(Stored data)

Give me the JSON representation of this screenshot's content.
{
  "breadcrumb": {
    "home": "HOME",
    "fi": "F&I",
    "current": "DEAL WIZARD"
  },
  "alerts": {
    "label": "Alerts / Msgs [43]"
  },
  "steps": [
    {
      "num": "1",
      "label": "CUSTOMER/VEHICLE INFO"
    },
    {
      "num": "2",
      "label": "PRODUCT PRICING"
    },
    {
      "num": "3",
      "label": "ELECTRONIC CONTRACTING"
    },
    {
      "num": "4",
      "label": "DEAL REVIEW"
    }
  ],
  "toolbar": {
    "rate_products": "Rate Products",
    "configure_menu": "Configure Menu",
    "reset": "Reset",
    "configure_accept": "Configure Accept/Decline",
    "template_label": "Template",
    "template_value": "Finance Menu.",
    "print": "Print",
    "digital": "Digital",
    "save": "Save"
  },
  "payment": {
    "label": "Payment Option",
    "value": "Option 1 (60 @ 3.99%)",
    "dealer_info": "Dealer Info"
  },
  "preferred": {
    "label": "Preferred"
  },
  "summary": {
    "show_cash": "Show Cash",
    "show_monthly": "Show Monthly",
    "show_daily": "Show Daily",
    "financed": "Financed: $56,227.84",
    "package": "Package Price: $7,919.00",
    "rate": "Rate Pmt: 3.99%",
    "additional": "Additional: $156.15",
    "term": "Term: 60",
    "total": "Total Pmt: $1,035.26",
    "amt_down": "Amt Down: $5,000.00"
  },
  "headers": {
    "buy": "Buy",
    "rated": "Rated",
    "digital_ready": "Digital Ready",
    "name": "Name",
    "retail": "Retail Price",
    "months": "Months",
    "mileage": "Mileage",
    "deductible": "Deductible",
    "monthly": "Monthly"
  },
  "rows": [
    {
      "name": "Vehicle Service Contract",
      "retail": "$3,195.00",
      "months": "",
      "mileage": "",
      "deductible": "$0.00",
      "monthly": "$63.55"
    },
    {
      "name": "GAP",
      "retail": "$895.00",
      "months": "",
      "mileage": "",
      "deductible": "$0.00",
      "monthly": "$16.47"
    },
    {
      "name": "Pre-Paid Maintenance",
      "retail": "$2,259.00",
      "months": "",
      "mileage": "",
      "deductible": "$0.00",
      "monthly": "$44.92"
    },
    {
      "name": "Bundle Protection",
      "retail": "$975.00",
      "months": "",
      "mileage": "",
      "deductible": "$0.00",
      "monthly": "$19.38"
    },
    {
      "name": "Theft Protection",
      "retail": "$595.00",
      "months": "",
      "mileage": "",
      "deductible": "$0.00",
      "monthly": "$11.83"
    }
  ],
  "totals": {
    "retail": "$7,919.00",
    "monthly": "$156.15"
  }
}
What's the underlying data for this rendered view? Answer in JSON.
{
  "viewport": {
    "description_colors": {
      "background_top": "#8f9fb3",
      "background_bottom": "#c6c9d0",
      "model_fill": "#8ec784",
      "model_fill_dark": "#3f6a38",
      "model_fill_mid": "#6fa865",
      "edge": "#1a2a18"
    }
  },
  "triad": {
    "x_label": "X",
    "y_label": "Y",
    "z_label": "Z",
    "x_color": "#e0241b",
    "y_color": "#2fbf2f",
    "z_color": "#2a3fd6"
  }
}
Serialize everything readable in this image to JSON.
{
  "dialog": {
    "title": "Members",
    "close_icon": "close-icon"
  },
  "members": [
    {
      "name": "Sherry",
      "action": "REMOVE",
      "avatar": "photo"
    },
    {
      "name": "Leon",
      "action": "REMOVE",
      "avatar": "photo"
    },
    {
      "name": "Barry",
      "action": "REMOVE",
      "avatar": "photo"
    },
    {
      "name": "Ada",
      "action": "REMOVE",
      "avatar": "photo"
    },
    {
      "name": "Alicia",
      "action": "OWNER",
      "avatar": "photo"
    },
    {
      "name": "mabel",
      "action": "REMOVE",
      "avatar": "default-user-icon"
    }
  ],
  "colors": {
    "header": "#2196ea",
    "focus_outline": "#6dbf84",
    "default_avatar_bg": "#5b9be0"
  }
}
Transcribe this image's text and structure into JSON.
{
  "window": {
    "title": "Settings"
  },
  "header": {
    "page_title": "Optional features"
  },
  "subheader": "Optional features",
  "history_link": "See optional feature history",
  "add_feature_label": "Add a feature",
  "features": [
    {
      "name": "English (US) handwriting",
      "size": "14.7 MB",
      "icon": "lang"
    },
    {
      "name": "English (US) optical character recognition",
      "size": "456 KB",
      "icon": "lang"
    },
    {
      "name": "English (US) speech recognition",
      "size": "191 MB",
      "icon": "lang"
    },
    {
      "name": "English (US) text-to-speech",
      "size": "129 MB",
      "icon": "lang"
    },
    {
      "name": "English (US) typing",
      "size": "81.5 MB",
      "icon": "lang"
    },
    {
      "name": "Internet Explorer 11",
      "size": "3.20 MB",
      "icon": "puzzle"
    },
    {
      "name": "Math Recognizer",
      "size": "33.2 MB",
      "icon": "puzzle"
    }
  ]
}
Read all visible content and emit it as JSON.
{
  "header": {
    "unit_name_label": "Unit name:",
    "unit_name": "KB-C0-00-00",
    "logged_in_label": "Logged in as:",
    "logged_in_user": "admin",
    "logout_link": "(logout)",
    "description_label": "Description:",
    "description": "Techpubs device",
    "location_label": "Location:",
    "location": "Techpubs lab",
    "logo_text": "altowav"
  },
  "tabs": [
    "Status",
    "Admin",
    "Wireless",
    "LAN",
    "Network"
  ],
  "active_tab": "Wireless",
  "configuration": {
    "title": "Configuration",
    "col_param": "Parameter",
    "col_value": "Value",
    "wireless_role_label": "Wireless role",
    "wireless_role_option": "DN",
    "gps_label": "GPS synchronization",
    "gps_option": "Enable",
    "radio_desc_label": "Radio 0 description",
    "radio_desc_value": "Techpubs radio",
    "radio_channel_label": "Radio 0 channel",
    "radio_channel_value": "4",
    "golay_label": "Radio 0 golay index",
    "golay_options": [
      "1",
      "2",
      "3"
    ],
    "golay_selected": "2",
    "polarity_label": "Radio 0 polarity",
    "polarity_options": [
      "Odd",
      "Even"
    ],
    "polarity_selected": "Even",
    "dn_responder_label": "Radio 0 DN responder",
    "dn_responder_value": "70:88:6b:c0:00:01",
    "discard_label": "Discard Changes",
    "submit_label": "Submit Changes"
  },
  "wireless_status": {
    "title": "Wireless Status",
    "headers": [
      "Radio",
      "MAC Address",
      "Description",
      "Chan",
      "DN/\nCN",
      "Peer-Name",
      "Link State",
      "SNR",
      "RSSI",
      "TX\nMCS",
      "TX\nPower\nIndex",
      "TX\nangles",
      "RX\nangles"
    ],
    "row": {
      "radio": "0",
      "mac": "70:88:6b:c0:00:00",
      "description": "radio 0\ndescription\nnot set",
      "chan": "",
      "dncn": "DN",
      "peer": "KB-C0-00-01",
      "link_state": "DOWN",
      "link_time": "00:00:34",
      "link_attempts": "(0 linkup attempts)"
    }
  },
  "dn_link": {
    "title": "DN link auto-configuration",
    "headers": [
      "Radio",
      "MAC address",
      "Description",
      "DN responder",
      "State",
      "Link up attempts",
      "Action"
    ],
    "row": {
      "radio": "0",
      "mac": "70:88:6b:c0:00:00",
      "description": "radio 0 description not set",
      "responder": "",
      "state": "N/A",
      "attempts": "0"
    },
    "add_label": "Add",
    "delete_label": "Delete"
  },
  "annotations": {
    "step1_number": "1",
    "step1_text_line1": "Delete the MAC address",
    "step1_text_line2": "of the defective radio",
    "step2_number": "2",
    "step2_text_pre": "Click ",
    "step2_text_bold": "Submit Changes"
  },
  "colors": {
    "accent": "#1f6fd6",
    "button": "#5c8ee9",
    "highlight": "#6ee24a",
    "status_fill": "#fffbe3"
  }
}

_GIVEN REQUEST:_
Counting only lines of the data above that hold "Menu", report the total and nothing else.

_ANSWER TO THE EXERCISE:_
2